WRITTEN PROBLEM: Reproduce all the entries precisely.

RECORDS FOR THE TASK:

——

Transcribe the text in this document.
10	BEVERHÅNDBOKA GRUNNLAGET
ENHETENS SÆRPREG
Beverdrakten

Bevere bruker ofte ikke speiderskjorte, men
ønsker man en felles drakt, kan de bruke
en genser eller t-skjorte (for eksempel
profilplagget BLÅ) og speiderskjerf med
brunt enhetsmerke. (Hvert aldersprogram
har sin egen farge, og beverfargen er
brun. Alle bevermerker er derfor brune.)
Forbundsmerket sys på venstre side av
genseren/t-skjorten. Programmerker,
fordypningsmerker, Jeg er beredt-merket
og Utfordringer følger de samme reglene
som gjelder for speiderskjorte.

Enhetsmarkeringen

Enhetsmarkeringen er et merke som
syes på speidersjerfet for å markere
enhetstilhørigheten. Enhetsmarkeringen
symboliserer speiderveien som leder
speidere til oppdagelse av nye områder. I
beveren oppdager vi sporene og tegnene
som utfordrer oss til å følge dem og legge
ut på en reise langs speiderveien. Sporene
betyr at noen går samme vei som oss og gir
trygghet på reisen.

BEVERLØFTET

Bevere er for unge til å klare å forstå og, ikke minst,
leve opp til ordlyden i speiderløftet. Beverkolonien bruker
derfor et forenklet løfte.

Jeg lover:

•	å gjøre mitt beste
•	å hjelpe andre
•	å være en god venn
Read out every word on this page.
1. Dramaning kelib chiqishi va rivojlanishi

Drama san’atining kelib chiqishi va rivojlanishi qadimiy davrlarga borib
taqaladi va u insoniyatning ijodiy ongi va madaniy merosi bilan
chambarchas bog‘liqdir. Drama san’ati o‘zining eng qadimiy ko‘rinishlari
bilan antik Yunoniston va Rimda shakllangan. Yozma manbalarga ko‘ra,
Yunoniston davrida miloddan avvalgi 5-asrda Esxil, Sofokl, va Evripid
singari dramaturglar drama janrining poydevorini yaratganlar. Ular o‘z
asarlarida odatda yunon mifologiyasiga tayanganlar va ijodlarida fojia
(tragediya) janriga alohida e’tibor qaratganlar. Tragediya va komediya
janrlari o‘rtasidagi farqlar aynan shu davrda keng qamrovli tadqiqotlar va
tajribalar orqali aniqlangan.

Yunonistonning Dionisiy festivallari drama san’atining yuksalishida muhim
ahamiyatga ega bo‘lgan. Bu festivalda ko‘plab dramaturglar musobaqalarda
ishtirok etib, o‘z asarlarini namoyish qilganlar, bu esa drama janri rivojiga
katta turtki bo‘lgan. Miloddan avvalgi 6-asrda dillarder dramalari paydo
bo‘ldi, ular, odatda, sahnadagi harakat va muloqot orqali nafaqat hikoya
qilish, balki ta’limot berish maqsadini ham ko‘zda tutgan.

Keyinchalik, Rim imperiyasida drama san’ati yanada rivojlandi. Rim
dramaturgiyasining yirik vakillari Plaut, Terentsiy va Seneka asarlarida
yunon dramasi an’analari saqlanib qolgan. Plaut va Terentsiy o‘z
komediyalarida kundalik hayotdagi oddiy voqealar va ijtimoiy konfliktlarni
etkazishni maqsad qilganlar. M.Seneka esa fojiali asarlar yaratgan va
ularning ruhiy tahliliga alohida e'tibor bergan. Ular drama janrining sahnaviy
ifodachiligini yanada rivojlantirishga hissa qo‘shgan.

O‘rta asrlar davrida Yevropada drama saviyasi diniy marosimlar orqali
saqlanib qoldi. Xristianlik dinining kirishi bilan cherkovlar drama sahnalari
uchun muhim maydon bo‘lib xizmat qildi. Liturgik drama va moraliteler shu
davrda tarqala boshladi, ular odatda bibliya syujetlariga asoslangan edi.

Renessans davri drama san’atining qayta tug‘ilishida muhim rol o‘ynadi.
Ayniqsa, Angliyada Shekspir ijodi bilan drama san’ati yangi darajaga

——

THE COMPLETED TASK:
Transcribe the text in this document.
10	BEVERHÅNDBOKA GRUNNLAGET
ENHETENS SÆRPREG
Beverdrakten

Bevere bruker ofte ikke speiderskjorte, men
ønsker man en felles drakt, kan de bruke
en genser eller t-skjorte (for eksempel
profilplagget BLÅ) og speiderskjerf med
brunt enhetsmerke. (Hvert aldersprogram
har sin egen farge, og beverfargen er
brun. Alle bevermerker er derfor brune.)
Forbundsmerket sys på venstre side av
genseren/t-skjorten. Programmerker,
fordypningsmerker, Jeg er beredt-merket
og Utfordringer følger de samme reglene
som gjelder for speiderskjorte.

Enhetsmarkeringen

Enhetsmarkeringen er et merke som
syes på speidersjerfet for å markere
enhetstilhørigheten. Enhetsmarkeringen
symboliserer speiderveien som leder
speidere til oppdagelse av nye områder. I
beveren oppdager vi sporene og tegnene
som utfordrer oss til å følge dem og legge
ut på en reise langs speiderveien. Sporene
betyr at noen går samme vei som oss og gir
trygghet på reisen.

BEVERLØFTET

Bevere er for unge til å klare å forstå og, ikke minst,
leve opp til ordlyden i speiderløftet. Beverkolonien bruker
derfor et forenklet løfte.

Jeg lover:

•	å gjøre mitt beste
•	å hjelpe andre
•	å være en god venn
Read out every word on this page.
1. Dramaning kelib chiqishi va rivojlanishi

Drama san’atining kelib chiqishi va rivojlanishi qadimiy davrlarga borib
taqaladi va u insoniyatning ijodiy ongi va madaniy merosi bilan
chambarchas bog‘liqdir. Drama san’ati o‘zining eng qadimiy ko‘rinishlari
bilan antik Yunoniston va Rimda shakllangan. Yozma manbalarga ko‘ra,
Yunoniston davrida miloddan avvalgi 5-asrda Esxil, Sofokl, va Evripid
singari dramaturglar drama janrining poydevorini yaratganlar. Ular o‘z
asarlarida odatda yunon mifologiyasiga tayanganlar va ijodlarida fojia
(tragediya) janriga alohida e’tibor qaratganlar. Tragediya va komediya
janrlari o‘rtasidagi farqlar aynan shu davrda keng qamrovli tadqiqotlar va
tajribalar orqali aniqlangan.

Yunonistonning Dionisiy festivallari drama san’atining yuksalishida muhim
ahamiyatga ega bo‘lgan. Bu festivalda ko‘plab dramaturglar musobaqalarda
ishtirok etib, o‘z asarlarini namoyish qilganlar, bu esa drama janri rivojiga
katta turtki bo‘lgan. Miloddan avvalgi 6-asrda dillarder dramalari paydo
bo‘ldi, ular, odatda, sahnadagi harakat va muloqot orqali nafaqat hikoya
qilish, balki ta’limot berish maqsadini ham ko‘zda tutgan.

Keyinchalik, Rim imperiyasida drama san’ati yanada rivojlandi. Rim
dramaturgiyasining yirik vakillari Plaut, Terentsiy va Seneka asarlarida
yunon dramasi an’analari saqlanib qolgan. Plaut va Terentsiy o‘z
komediyalarida kundalik hayotdagi oddiy voqealar va ijtimoiy konfliktlarni
etkazishni maqsad qilganlar. M.Seneka esa fojiali asarlar yaratgan va
ularning ruhiy tahliliga alohida e'tibor bergan. Ular drama janrining sahnaviy
ifodachiligini yanada rivojlantirishga hissa qo‘shgan.

O‘rta asrlar davrida Yevropada drama saviyasi diniy marosimlar orqali
saqlanib qoldi. Xristianlik dinining kirishi bilan cherkovlar drama sahnalari
uchun muhim maydon bo‘lib xizmat qildi. Liturgik drama va moraliteler shu
davrda tarqala boshladi, ular odatda bibliya syujetlariga asoslangan edi.

Renessans davri drama san’atining qayta tug‘ilishida muhim rol o‘ynadi.
Ayniqsa, Angliyada Shekspir ijodi bilan drama san’ati yangi darajaga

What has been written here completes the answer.